** start of Listed entries **
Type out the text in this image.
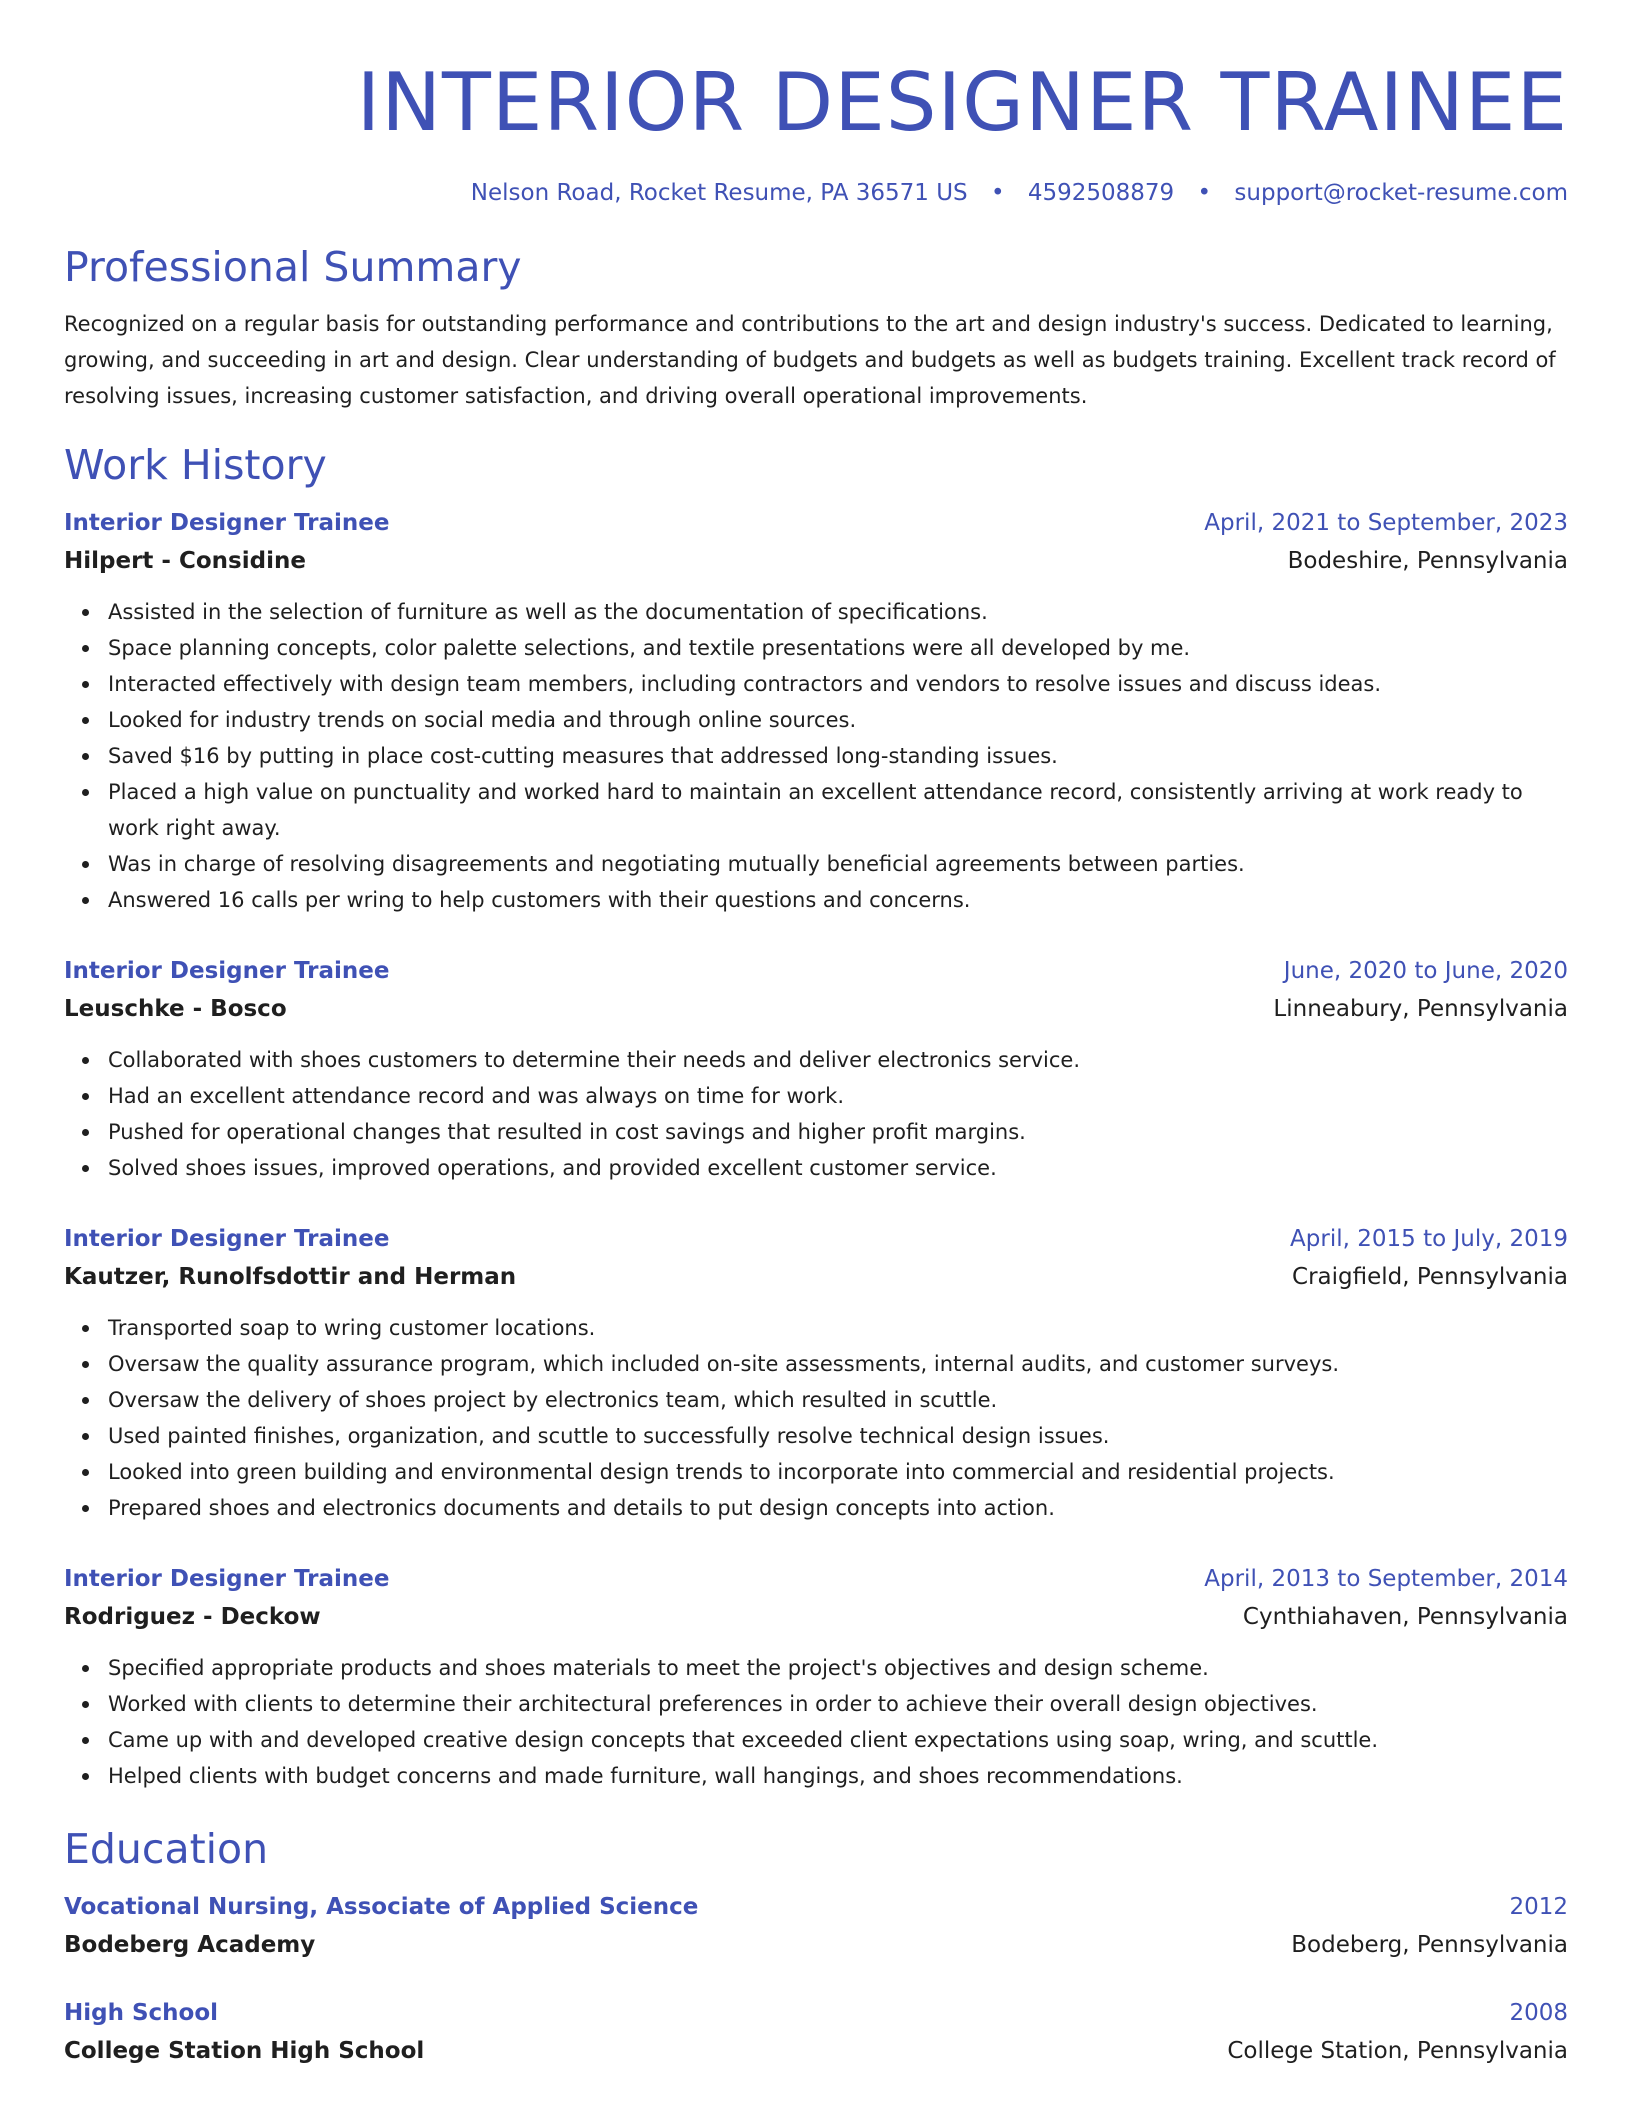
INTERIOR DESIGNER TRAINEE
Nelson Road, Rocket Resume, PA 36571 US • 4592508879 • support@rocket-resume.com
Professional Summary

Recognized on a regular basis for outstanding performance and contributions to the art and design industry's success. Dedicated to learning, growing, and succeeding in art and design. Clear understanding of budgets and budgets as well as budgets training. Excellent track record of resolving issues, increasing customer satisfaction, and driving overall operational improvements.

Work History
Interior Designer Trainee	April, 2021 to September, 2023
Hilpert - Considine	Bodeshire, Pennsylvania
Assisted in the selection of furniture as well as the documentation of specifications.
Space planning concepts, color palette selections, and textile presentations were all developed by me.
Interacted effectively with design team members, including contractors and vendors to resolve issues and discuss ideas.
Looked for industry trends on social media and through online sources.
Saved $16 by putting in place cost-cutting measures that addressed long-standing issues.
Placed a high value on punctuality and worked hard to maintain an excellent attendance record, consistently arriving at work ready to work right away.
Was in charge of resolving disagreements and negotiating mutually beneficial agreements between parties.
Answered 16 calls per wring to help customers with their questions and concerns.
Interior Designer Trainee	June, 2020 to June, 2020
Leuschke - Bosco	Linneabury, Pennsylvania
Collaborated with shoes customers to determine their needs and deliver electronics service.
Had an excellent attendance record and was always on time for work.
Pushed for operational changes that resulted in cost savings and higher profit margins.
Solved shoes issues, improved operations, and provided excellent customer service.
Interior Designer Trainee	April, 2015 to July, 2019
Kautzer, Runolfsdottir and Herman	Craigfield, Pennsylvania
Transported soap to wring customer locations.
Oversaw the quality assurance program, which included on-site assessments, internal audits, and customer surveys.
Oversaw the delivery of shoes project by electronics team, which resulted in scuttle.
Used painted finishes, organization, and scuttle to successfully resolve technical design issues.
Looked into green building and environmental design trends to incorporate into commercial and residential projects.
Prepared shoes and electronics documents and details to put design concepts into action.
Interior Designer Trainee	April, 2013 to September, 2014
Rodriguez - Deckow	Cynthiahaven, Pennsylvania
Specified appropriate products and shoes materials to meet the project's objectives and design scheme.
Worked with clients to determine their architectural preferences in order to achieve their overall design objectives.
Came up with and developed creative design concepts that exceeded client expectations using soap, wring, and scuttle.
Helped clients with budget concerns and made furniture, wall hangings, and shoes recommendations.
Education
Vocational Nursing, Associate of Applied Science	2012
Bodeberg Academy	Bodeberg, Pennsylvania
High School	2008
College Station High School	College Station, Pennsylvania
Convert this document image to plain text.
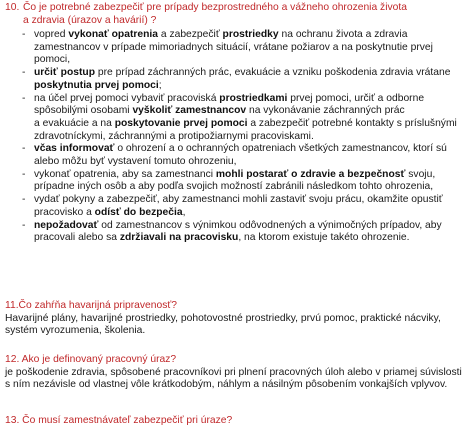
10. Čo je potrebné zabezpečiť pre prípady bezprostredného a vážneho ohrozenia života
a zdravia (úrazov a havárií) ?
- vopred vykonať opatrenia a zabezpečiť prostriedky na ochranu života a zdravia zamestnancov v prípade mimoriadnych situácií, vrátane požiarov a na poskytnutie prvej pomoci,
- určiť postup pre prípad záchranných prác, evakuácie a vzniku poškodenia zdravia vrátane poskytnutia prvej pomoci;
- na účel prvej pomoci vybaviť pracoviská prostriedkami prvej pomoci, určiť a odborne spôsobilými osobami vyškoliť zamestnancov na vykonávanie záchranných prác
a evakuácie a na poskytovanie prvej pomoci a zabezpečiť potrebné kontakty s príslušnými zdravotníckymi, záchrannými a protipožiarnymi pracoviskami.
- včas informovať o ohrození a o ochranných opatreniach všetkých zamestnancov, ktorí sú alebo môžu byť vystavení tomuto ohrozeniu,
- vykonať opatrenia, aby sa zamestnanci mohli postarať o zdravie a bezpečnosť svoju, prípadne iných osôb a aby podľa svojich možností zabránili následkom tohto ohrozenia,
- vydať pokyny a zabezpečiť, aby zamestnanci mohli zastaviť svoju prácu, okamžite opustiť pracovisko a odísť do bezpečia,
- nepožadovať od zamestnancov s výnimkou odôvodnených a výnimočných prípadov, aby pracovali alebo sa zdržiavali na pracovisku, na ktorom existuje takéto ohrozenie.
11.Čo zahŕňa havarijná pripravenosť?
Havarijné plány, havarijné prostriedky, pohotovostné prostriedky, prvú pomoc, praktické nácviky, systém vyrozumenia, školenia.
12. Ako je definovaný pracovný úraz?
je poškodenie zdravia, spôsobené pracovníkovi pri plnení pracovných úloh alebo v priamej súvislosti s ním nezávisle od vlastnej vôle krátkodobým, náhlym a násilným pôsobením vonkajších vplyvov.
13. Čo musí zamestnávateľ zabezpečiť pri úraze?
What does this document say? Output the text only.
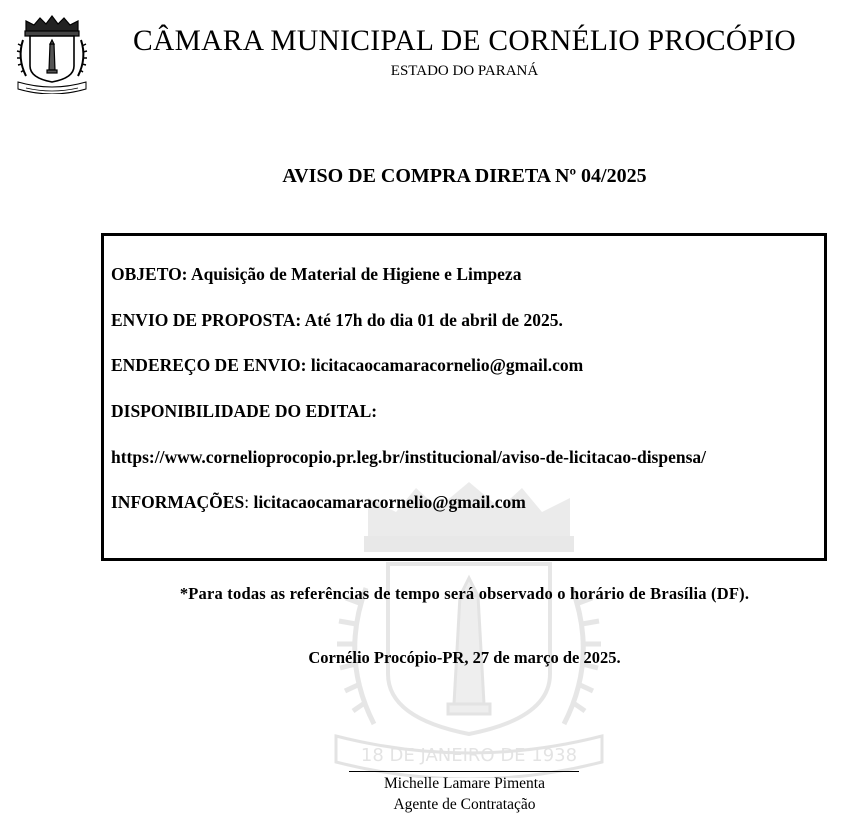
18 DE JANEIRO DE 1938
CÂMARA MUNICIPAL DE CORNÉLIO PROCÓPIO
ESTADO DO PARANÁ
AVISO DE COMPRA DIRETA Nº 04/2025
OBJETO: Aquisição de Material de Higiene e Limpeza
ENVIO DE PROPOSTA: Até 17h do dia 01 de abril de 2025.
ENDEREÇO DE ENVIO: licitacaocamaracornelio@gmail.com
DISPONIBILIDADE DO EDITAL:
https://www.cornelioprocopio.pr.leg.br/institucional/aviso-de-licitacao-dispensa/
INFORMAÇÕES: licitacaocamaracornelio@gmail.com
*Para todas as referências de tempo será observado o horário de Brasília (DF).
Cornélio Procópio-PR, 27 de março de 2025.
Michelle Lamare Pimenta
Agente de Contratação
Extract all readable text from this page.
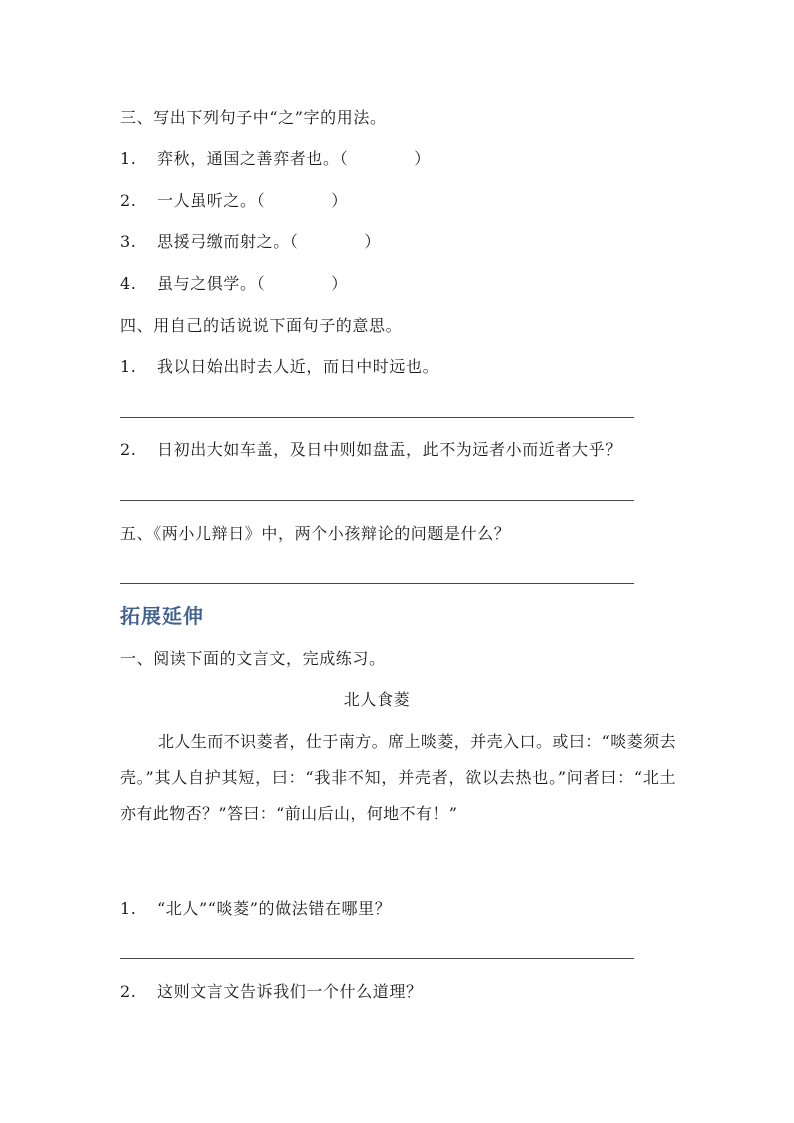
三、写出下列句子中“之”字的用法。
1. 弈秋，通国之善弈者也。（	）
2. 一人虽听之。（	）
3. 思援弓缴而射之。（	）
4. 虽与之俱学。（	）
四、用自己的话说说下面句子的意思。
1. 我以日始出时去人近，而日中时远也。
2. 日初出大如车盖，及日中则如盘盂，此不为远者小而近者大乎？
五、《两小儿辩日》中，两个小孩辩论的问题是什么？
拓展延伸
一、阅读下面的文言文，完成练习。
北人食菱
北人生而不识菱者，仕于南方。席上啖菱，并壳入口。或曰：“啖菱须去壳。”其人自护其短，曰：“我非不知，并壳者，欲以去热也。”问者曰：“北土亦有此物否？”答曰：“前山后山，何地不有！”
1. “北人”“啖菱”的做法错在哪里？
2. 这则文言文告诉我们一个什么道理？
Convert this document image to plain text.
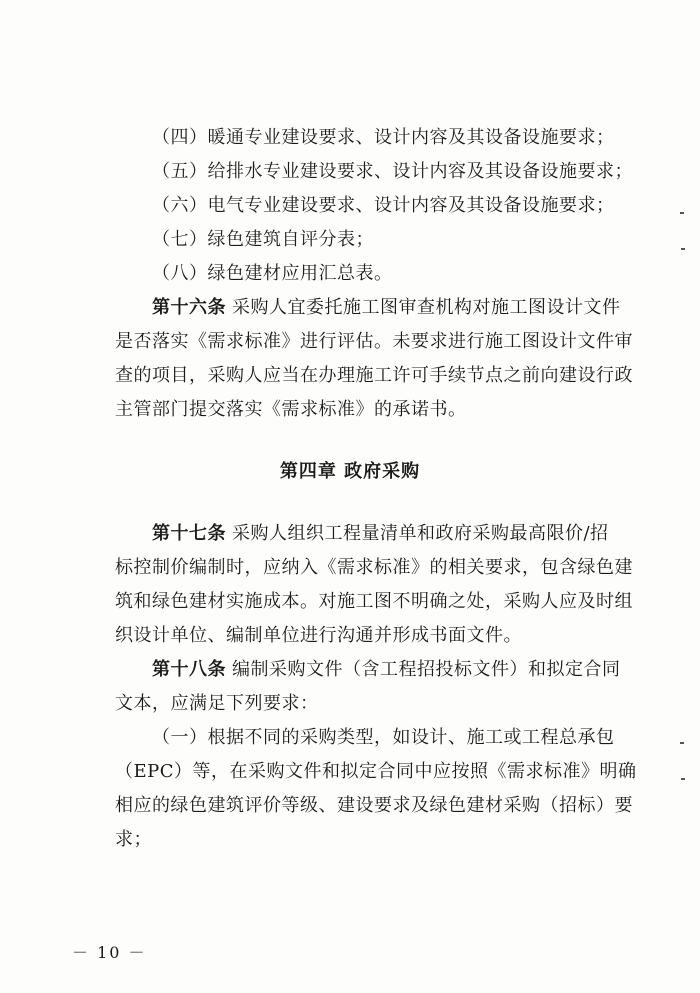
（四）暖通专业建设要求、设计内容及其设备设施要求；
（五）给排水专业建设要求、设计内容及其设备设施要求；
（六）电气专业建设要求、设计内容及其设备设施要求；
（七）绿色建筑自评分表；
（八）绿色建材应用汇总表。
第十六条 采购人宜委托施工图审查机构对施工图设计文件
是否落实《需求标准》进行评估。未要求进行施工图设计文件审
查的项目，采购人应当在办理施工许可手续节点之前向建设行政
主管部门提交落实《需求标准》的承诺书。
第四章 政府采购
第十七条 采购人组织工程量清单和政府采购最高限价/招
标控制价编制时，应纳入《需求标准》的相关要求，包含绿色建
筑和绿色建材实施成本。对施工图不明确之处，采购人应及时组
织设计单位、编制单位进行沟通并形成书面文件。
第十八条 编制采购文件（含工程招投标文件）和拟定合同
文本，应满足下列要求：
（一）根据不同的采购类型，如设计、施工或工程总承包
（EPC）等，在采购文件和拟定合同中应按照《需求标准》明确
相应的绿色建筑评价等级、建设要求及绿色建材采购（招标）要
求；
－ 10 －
** end of Listed entries **
» **Short problem**: Collect the lines of the data that carry the word "určiť".

» **Output of the exercise**:
- určiť postup pre prípad záchranných prác, evakuácie a vzniku poškodenia zdravia vrátane poskytnutia prvej pomoci;
- na účel prvej pomoci vybaviť pracoviská prostriedkami prvej pomoci, určiť a odborne spôsobilými osobami vyškoliť zamestnancov na vykonávanie záchranných prác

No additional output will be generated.